Data entries:
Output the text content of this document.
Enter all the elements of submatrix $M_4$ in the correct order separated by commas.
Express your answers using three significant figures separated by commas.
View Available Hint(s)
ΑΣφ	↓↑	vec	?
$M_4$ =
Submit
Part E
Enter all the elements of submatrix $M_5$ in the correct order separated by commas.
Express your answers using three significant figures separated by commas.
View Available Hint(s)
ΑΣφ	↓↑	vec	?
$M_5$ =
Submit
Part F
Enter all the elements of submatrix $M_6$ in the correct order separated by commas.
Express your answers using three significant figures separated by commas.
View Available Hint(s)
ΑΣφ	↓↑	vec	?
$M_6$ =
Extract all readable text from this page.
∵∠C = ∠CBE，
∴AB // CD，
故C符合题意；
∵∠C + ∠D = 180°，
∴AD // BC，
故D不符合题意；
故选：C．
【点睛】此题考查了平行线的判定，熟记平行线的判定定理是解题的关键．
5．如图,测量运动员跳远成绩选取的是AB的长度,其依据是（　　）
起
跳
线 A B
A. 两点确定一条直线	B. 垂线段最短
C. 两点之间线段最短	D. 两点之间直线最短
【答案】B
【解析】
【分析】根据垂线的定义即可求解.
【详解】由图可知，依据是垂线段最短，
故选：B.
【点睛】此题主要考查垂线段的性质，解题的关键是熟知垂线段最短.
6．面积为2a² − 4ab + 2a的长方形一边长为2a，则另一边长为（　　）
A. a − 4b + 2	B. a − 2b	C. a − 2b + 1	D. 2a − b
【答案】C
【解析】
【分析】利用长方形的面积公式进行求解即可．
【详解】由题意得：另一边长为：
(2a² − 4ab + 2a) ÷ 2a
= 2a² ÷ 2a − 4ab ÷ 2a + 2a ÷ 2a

PROBLEM DESCRIPTION:
Pull out every line holding "Enter" from the records above, and copy it.

COMPLETE RESPONSE:
Enter all the elements of submatrix $M_4$ in the correct order separated by commas.
Enter all the elements of submatrix $M_5$ in the correct order separated by commas.
Enter all the elements of submatrix $M_6$ in the correct order separated by commas.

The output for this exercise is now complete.